WRITTEN EXERCISE: Check every line below for the word "image" and copy each one that has it.

◆ ◆ ◆ ◆ ◆

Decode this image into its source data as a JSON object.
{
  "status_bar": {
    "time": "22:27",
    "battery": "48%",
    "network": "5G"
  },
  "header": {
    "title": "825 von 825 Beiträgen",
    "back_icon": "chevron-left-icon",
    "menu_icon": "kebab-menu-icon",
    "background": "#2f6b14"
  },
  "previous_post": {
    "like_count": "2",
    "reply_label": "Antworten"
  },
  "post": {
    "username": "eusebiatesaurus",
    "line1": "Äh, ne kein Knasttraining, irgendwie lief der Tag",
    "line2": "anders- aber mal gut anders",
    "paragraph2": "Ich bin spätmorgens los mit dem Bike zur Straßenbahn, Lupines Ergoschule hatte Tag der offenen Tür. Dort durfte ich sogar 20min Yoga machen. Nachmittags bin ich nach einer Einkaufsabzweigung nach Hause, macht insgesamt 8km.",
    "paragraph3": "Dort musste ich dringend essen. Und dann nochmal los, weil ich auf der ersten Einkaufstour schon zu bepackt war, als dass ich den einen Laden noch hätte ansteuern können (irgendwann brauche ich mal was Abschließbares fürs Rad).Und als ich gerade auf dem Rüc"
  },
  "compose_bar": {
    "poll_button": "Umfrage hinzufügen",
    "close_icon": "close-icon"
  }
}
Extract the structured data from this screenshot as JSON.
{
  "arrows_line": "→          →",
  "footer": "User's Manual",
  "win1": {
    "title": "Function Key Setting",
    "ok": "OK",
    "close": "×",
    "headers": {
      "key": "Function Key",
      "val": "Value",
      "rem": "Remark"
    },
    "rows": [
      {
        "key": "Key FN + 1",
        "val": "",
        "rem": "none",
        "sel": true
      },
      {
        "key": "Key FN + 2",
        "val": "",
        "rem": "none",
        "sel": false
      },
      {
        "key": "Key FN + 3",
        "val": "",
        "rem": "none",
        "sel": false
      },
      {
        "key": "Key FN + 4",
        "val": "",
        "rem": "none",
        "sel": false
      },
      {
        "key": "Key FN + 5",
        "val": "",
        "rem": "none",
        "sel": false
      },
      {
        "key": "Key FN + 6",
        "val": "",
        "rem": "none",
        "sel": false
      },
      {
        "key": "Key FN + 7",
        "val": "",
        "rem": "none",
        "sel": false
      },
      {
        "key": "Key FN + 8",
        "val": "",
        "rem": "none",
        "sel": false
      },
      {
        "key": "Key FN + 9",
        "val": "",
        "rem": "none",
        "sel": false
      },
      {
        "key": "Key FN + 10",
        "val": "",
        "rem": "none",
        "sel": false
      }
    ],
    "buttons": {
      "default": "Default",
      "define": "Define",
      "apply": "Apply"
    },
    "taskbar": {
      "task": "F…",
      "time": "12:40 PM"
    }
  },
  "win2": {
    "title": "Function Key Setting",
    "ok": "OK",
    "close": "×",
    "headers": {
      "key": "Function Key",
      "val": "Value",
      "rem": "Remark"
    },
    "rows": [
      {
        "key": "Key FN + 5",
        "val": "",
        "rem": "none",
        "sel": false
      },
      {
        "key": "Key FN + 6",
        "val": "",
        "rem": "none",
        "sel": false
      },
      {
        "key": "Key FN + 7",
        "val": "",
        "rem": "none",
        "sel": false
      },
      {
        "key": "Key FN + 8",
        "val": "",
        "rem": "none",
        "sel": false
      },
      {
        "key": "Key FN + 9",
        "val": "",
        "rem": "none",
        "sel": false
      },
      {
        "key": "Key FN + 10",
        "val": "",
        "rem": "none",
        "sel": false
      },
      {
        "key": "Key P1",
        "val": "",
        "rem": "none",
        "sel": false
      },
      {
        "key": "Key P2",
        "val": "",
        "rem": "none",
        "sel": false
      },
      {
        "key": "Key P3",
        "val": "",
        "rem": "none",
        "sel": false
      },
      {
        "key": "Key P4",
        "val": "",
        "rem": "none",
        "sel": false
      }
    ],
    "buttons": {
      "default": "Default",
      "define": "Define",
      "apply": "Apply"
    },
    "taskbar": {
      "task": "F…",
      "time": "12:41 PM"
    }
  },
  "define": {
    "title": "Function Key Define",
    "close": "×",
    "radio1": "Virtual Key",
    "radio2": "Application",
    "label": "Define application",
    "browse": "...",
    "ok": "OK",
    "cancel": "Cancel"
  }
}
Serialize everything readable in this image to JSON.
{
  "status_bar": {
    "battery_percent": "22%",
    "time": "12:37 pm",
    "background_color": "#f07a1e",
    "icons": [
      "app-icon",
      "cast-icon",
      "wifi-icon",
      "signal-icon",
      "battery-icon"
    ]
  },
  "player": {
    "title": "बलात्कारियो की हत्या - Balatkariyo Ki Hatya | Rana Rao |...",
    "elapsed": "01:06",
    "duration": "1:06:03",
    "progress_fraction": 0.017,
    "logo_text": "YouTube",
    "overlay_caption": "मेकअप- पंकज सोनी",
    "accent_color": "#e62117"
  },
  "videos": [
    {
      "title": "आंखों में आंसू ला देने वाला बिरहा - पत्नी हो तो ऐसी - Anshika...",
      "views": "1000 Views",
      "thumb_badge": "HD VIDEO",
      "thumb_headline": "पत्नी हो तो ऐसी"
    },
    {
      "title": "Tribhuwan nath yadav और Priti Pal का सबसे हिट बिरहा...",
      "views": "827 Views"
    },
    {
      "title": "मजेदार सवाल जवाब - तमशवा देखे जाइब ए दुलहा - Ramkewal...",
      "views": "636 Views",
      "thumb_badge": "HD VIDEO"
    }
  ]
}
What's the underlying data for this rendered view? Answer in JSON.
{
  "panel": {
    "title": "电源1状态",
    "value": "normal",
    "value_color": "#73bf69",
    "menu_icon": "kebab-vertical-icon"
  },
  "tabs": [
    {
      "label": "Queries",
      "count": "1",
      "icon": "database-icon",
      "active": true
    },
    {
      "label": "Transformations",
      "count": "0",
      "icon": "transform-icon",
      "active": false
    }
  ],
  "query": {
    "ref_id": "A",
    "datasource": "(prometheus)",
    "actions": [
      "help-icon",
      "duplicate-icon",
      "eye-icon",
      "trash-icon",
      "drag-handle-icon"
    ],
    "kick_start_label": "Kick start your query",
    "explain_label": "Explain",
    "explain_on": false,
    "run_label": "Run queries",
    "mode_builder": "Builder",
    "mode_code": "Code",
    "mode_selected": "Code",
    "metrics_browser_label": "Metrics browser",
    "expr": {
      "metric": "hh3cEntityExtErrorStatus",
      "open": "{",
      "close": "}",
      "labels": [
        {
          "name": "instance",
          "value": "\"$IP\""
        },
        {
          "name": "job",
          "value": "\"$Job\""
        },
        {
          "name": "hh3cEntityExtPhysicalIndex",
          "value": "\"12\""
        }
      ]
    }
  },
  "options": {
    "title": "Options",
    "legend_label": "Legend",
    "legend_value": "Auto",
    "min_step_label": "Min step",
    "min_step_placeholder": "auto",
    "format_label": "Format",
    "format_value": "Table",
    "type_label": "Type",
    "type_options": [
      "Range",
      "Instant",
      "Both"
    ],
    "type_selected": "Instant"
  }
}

◆ ◆ ◆ ◆ ◆

WORKED SOLUTION:
Decode this image into its source data as a JSON object.
Serialize everything readable in this image to JSON.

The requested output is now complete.